- [Your instructions]: Determine the number of lines holding the word "Talent"; answer with that number only.
* BEGIN Input for this task *
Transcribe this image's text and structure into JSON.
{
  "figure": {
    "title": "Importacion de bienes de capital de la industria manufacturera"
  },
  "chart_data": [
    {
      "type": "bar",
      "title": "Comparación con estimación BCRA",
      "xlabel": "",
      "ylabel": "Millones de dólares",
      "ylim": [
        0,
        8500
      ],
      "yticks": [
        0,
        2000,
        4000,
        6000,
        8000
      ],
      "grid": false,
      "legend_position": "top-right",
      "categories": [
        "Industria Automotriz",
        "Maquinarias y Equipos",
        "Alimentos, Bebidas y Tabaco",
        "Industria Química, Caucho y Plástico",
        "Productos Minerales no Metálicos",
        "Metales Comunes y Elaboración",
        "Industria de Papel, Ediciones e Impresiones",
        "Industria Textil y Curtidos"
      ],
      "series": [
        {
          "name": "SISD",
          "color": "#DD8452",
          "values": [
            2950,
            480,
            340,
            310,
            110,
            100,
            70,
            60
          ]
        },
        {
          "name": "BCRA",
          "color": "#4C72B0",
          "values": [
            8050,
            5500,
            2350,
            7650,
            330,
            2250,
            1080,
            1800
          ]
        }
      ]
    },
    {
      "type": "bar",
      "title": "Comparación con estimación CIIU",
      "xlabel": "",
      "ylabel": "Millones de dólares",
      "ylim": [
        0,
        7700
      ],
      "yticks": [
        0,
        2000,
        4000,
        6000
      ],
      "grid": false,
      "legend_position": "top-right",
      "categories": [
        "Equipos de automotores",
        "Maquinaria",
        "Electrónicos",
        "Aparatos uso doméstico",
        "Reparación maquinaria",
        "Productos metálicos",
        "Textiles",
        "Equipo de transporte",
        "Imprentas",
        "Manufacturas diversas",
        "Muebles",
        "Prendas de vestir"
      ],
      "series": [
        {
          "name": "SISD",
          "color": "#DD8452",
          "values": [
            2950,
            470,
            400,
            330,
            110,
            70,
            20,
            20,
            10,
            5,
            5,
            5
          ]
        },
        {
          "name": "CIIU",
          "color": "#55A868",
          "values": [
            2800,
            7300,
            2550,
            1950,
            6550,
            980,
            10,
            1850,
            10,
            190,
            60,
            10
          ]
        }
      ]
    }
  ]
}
* END Input for this task *
* BEGIN Input for this task *
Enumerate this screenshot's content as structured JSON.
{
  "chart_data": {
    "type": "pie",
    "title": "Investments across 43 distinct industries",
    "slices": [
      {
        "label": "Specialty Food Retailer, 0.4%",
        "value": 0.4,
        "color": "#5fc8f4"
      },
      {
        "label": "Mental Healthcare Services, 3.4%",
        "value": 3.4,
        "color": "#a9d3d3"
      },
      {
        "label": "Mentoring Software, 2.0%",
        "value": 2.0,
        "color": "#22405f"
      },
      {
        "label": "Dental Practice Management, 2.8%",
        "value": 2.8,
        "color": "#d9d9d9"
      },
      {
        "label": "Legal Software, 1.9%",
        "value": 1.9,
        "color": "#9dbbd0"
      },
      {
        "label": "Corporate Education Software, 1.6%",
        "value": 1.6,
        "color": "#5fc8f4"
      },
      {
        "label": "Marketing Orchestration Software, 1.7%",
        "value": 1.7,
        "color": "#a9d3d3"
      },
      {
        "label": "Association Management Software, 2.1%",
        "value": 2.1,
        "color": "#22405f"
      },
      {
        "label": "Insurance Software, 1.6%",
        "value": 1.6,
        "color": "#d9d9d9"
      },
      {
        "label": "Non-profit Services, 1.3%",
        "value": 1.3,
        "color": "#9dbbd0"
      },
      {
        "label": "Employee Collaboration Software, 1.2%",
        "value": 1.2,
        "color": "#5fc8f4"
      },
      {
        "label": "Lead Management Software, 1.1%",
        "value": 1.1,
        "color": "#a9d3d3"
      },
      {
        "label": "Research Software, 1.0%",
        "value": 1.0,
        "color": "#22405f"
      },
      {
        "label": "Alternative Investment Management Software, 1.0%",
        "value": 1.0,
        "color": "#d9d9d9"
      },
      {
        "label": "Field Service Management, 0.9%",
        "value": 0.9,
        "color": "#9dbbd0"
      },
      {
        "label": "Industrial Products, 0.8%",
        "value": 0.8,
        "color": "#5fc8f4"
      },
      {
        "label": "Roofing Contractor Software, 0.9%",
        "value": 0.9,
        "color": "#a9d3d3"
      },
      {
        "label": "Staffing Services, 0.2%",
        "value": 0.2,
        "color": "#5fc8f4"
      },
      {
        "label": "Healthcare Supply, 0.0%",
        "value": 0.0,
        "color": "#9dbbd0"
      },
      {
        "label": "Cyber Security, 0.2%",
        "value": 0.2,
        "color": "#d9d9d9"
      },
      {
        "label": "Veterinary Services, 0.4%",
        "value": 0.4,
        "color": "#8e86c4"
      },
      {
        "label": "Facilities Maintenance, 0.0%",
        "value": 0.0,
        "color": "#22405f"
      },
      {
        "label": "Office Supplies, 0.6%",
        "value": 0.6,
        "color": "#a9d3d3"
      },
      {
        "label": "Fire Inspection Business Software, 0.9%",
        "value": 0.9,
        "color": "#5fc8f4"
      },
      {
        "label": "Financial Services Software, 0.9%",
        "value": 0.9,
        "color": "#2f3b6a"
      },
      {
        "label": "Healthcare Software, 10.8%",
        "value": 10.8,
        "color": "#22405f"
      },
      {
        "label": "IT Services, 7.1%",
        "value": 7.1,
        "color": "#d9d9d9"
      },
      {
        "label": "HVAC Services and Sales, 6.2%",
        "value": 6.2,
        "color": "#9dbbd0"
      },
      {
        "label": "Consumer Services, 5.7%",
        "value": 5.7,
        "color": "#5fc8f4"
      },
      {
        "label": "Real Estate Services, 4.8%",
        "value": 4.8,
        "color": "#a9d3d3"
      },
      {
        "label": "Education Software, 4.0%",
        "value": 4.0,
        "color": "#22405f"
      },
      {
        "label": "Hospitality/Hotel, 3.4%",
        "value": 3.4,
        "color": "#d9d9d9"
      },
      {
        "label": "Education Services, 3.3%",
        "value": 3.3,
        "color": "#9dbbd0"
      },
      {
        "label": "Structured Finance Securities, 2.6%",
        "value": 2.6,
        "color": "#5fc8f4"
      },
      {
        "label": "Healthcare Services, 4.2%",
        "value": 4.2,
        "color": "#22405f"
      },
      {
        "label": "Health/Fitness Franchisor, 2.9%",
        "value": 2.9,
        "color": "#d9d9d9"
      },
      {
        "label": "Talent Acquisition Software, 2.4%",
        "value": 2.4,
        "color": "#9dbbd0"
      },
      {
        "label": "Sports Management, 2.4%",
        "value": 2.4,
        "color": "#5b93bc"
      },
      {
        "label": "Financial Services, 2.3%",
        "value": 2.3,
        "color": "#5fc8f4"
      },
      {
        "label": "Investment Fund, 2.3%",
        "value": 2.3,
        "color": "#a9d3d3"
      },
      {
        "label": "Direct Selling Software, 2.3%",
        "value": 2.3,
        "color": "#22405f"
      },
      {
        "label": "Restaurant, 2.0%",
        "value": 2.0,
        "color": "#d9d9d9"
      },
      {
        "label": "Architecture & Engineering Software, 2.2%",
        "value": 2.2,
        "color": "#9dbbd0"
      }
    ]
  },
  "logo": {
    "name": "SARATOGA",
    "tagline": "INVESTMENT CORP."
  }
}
* END Input for this task *
* BEGIN Input for this task *
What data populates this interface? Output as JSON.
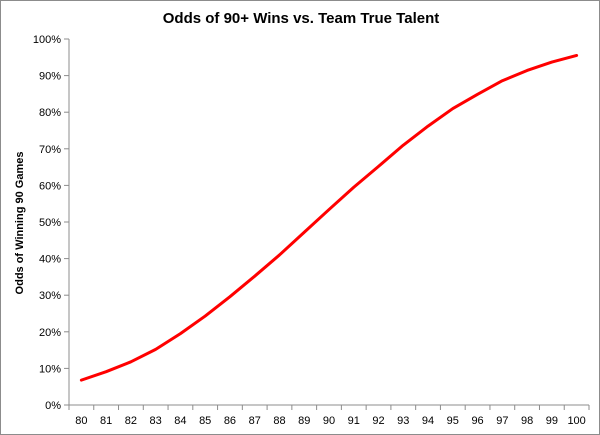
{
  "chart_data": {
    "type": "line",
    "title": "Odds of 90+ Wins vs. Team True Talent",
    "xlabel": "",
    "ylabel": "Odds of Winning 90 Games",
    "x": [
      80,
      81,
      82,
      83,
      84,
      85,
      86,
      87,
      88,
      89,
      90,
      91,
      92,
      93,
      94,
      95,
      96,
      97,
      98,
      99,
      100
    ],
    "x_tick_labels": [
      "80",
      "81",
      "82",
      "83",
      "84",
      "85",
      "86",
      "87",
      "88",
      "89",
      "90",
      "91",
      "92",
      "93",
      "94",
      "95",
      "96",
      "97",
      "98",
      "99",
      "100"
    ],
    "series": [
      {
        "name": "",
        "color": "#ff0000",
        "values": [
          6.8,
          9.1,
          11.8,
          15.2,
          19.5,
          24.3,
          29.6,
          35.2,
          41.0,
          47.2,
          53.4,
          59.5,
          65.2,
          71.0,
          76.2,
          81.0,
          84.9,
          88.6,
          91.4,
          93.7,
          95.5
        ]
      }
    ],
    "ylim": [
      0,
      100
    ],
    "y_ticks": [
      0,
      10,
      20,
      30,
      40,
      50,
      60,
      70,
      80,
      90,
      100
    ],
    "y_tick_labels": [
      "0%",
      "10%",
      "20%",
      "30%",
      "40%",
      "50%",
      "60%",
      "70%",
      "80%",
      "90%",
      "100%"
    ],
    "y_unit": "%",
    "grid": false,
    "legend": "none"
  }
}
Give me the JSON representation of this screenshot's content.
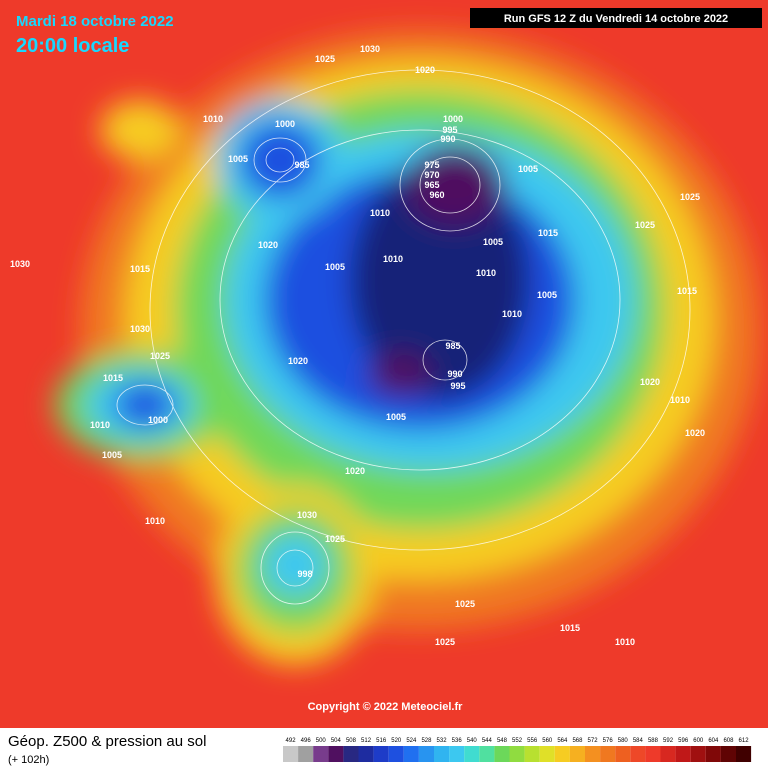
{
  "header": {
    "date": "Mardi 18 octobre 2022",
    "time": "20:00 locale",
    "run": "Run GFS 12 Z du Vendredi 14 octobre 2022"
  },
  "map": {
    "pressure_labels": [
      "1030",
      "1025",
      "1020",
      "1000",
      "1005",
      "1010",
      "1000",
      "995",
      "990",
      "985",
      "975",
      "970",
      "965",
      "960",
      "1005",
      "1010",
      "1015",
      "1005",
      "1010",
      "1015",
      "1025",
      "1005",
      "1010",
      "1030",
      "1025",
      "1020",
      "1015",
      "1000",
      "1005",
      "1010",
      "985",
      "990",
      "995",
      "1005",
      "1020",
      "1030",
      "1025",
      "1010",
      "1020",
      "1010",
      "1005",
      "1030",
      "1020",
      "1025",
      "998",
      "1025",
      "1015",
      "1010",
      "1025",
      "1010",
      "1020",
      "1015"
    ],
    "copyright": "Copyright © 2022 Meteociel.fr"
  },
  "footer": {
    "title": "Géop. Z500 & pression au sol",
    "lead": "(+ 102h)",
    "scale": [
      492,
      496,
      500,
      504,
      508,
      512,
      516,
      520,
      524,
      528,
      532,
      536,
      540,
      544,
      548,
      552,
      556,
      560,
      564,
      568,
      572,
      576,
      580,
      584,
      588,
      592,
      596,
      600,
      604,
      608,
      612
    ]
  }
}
* END Input for this task *
- [Problem solution]: 2